What to work on:
Only a number is wanted: the count of lines in this listing that contain "JSON".

Figure content listings
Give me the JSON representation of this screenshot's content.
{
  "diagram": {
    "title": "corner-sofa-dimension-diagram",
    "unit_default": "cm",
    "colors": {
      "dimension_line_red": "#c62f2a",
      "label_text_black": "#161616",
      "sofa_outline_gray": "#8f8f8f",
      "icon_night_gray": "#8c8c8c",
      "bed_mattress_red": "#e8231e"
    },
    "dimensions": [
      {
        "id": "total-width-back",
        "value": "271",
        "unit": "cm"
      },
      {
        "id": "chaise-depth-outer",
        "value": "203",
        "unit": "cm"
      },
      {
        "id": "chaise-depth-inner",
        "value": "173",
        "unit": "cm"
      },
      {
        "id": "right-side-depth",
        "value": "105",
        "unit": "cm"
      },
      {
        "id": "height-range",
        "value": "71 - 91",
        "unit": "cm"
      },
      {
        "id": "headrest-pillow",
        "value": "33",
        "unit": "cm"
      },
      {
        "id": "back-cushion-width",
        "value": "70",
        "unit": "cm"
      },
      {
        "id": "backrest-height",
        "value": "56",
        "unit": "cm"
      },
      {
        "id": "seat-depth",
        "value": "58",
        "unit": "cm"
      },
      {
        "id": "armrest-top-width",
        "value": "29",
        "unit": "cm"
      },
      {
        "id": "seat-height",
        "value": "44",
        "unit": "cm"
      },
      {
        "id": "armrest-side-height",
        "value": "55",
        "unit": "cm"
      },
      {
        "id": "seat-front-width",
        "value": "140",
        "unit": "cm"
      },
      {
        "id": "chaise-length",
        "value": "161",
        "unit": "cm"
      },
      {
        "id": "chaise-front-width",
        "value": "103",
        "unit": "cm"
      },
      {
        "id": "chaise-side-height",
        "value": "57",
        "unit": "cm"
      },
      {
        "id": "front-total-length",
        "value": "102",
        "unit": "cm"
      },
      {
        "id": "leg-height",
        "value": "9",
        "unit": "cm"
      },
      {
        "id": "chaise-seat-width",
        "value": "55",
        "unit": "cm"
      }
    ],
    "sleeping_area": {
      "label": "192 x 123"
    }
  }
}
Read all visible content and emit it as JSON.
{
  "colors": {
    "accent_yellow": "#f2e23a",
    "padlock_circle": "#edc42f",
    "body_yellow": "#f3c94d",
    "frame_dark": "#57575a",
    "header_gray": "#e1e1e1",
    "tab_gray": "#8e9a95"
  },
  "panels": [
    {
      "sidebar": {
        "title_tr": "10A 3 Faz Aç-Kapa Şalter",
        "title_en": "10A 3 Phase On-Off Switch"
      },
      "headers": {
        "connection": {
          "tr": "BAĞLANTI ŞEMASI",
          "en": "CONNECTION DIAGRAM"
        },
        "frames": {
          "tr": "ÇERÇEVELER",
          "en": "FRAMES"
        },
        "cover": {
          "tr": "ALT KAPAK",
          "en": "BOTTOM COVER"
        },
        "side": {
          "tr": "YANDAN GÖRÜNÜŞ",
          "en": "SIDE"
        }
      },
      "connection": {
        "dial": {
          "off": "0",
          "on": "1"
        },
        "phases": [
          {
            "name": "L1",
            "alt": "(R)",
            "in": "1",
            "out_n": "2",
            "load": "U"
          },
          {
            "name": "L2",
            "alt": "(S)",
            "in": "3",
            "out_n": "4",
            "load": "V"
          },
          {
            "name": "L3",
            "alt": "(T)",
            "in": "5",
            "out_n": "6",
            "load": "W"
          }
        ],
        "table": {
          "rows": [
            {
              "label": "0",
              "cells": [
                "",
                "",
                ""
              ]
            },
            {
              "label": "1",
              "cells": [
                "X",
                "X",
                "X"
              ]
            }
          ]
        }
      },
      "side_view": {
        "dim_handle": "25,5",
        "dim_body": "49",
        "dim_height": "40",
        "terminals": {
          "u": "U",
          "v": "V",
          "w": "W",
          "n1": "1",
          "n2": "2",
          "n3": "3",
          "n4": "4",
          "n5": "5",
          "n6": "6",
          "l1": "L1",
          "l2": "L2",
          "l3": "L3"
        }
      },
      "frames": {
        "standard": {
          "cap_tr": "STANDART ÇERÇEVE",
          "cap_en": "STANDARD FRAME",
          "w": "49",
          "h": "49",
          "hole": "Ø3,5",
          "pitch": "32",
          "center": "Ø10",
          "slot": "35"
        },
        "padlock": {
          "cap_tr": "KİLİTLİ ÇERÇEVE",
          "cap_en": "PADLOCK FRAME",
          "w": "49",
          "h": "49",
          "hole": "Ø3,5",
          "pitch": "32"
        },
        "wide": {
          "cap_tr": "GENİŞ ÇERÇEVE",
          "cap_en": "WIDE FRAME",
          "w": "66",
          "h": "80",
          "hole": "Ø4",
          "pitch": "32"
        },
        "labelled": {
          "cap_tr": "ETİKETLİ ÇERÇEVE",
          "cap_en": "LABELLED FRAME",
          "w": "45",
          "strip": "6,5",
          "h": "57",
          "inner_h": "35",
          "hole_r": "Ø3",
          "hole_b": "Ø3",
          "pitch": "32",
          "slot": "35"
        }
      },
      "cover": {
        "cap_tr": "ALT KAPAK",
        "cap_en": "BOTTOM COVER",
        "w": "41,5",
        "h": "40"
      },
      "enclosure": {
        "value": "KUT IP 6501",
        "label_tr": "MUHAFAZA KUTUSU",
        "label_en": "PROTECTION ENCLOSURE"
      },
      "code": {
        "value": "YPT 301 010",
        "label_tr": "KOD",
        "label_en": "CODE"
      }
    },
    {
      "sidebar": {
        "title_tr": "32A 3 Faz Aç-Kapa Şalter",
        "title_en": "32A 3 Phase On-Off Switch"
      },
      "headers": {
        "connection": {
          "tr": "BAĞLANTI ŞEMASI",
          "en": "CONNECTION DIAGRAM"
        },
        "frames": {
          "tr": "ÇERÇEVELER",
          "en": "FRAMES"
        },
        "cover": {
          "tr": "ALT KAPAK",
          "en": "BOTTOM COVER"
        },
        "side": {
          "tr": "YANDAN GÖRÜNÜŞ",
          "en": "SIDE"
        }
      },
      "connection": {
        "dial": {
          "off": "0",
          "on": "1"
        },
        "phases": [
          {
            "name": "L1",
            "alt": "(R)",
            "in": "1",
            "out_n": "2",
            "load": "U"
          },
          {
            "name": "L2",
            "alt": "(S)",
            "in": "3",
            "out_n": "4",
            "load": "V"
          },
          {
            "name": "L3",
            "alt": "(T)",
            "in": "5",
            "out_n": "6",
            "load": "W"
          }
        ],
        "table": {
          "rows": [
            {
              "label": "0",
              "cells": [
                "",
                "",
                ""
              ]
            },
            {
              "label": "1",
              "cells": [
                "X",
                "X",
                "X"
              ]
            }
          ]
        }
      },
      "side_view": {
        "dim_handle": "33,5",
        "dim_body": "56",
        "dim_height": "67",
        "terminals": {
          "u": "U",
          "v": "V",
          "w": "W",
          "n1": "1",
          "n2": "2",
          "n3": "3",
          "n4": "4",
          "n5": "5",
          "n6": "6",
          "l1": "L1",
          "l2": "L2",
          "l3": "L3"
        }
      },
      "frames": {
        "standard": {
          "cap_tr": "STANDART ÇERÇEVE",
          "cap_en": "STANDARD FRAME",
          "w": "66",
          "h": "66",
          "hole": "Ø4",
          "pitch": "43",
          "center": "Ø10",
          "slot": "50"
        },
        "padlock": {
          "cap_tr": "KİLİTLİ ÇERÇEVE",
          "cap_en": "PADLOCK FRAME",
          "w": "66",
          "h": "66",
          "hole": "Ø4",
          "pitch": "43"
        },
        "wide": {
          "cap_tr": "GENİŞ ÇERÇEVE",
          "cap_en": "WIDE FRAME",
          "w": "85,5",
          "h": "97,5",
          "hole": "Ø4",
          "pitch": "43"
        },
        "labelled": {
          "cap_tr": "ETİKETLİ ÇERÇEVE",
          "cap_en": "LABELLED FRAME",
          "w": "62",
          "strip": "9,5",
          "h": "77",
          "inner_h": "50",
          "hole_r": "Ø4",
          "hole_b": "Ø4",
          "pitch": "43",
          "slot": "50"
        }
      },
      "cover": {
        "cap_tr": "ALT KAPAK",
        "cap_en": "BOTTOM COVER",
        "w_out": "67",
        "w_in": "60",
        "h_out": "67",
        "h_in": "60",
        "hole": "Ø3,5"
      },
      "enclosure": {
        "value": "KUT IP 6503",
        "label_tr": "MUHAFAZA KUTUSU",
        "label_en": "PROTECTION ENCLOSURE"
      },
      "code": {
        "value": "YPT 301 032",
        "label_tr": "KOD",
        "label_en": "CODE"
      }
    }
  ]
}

Task solution:
2